> **WRITTEN INSTRUCTION**: Restate the records that follow word for word; no pictures should appear.

> **MATERIAL SUPPLIED**:
** start **
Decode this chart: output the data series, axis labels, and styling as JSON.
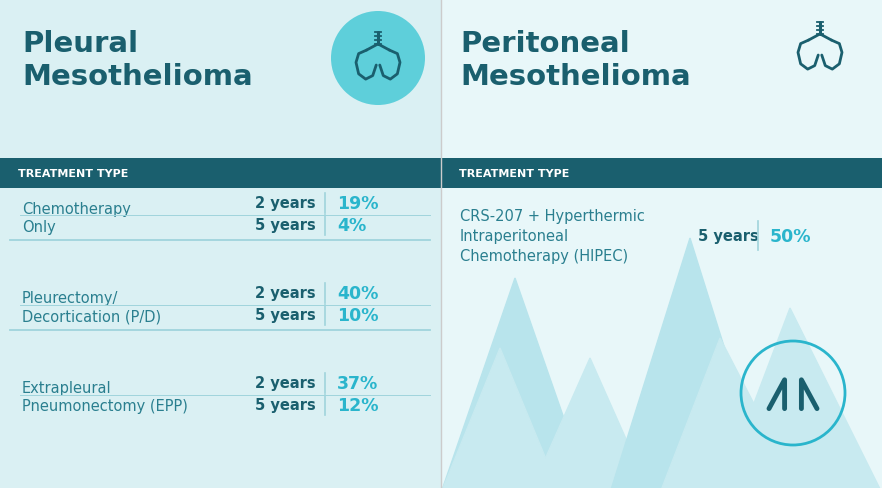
{
  "left_title_line1": "Pleural",
  "left_title_line2": "Mesothelioma",
  "right_title_line1": "Peritoneal",
  "right_title_line2": "Mesothelioma",
  "header_label": "TREATMENT TYPE",
  "left_bg_color": "#daf0f3",
  "right_bg_color": "#e8f7f9",
  "header_bg_color": "#1a5f6e",
  "header_text_color": "#ffffff",
  "title_color": "#1a5f6e",
  "treatment_color": "#2a7f8f",
  "divider_color": "#a0d4dc",
  "value_color": "#2ab5cc",
  "year_label_color": "#1a5f6e",
  "left_treatments": [
    {
      "name_line1": "Chemotherapy",
      "name_line2": "Only",
      "rows": [
        {
          "period": "2 years",
          "value": "19%"
        },
        {
          "period": "5 years",
          "value": "4%"
        }
      ]
    },
    {
      "name_line1": "Pleurectomy/",
      "name_line2": "Decortication (P/D)",
      "rows": [
        {
          "period": "2 years",
          "value": "40%"
        },
        {
          "period": "5 years",
          "value": "10%"
        }
      ]
    },
    {
      "name_line1": "Extrapleural",
      "name_line2": "Pneumonectomy (EPP)",
      "rows": [
        {
          "period": "2 years",
          "value": "37%"
        },
        {
          "period": "5 years",
          "value": "12%"
        }
      ]
    }
  ],
  "right_treatment": {
    "name_line1": "CRS-207 + Hyperthermic",
    "name_line2": "Intraperitoneal",
    "name_line3": "Chemotherapy (HIPEC)",
    "period": "5 years",
    "value": "50%"
  },
  "lung_circle_color": "#5ecfda",
  "lung_icon_color": "#1a5f6e",
  "m_circle_color": "#2ab5cc",
  "m_icon_color": "#1a5f6e",
  "bg_mountain_color1": "#b8e4ec",
  "bg_mountain_color2": "#c8eaf0",
  "separator_line_color": "#cccccc"
}
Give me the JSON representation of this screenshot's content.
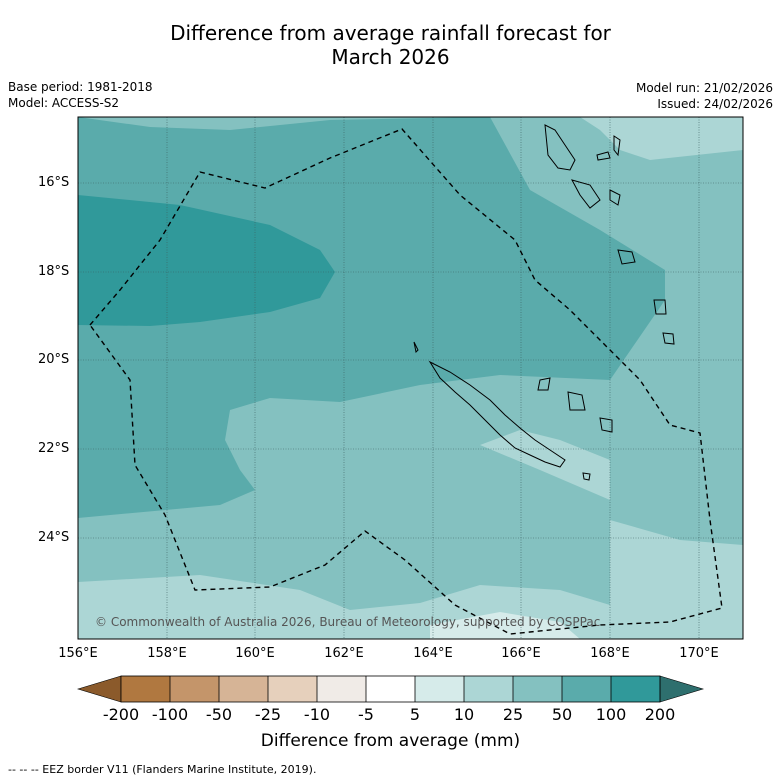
{
  "title": {
    "line1": "Difference from average rainfall forecast for",
    "line2": "March 2026"
  },
  "meta": {
    "base_period": "Base period: 1981-2018",
    "model": "Model: ACCESS-S2",
    "model_run": "Model run: 21/02/2026",
    "issued": "Issued: 24/02/2026"
  },
  "map": {
    "lat_labels": [
      "16°S",
      "18°S",
      "20°S",
      "22°S",
      "24°S"
    ],
    "lon_labels": [
      "156°E",
      "158°E",
      "160°E",
      "162°E",
      "164°E",
      "166°E",
      "168°E",
      "170°E"
    ],
    "copyright": "© Commonwealth of Australia 2026, Bureau of Meteorology, supported by COSPPac"
  },
  "colorbar": {
    "ticks": [
      "-200",
      "-100",
      "-50",
      "-25",
      "-10",
      "-5",
      "5",
      "10",
      "25",
      "50",
      "100",
      "200"
    ],
    "label": "Difference from average (mm)",
    "colors": [
      "#8b5a2b",
      "#b07840",
      "#c4956a",
      "#d6b496",
      "#e6d0bc",
      "#f0ebe7",
      "#ffffff",
      "#d6ebea",
      "#acd6d5",
      "#84c1c0",
      "#5aabab",
      "#30999a",
      "#2e6f6e"
    ]
  },
  "footer": {
    "eez": "--  --  -- EEZ border V11 (Flanders Marine Institute, 2019)."
  }
}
** end **
> **FINAL RESULT**:
Decode this chart: output the data series, axis labels, and styling as JSON.
{
  "left_title_line1": "Pleural",
  "left_title_line2": "Mesothelioma",
  "right_title_line1": "Peritoneal",
  "right_title_line2": "Mesothelioma",
  "header_label": "TREATMENT TYPE",
  "left_bg_color": "#daf0f3",
  "right_bg_color": "#e8f7f9",
  "header_bg_color": "#1a5f6e",
  "header_text_color": "#ffffff",
  "title_color": "#1a5f6e",
  "treatment_color": "#2a7f8f",
  "divider_color": "#a0d4dc",
  "value_color": "#2ab5cc",
  "year_label_color": "#1a5f6e",
  "left_treatments": [
    {
      "name_line1": "Chemotherapy",
      "name_line2": "Only",
      "rows": [
        {
          "period": "2 years",
          "value": "19%"
        },
        {
          "period": "5 years",
          "value": "4%"
        }
      ]
    },
    {
      "name_line1": "Pleurectomy/",
      "name_line2": "Decortication (P/D)",
      "rows": [
        {
          "period": "2 years",
          "value": "40%"
        },
        {
          "period": "5 years",
          "value": "10%"
        }
      ]
    },
    {
      "name_line1": "Extrapleural",
      "name_line2": "Pneumonectomy (EPP)",
      "rows": [
        {
          "period": "2 years",
          "value": "37%"
        },
        {
          "period": "5 years",
          "value": "12%"
        }
      ]
    }
  ],
  "right_treatment": {
    "name_line1": "CRS-207 + Hyperthermic",
    "name_line2": "Intraperitoneal",
    "name_line3": "Chemotherapy (HIPEC)",
    "period": "5 years",
    "value": "50%"
  },
  "lung_circle_color": "#5ecfda",
  "lung_icon_color": "#1a5f6e",
  "m_circle_color": "#2ab5cc",
  "m_icon_color": "#1a5f6e",
  "bg_mountain_color1": "#b8e4ec",
  "bg_mountain_color2": "#c8eaf0",
  "separator_line_color": "#cccccc"
}
Give me the JSON representation of this screenshot's content.
{
  "title": {
    "line1": "Difference from average rainfall forecast for",
    "line2": "March 2026"
  },
  "meta": {
    "base_period": "Base period: 1981-2018",
    "model": "Model: ACCESS-S2",
    "model_run": "Model run: 21/02/2026",
    "issued": "Issued: 24/02/2026"
  },
  "map": {
    "lat_labels": [
      "16°S",
      "18°S",
      "20°S",
      "22°S",
      "24°S"
    ],
    "lon_labels": [
      "156°E",
      "158°E",
      "160°E",
      "162°E",
      "164°E",
      "166°E",
      "168°E",
      "170°E"
    ],
    "copyright": "© Commonwealth of Australia 2026, Bureau of Meteorology, supported by COSPPac"
  },
  "colorbar": {
    "ticks": [
      "-200",
      "-100",
      "-50",
      "-25",
      "-10",
      "-5",
      "5",
      "10",
      "25",
      "50",
      "100",
      "200"
    ],
    "label": "Difference from average (mm)",
    "colors": [
      "#8b5a2b",
      "#b07840",
      "#c4956a",
      "#d6b496",
      "#e6d0bc",
      "#f0ebe7",
      "#ffffff",
      "#d6ebea",
      "#acd6d5",
      "#84c1c0",
      "#5aabab",
      "#30999a",
      "#2e6f6e"
    ]
  },
  "footer": {
    "eez": "--  --  -- EEZ border V11 (Flanders Marine Institute, 2019)."
  }
}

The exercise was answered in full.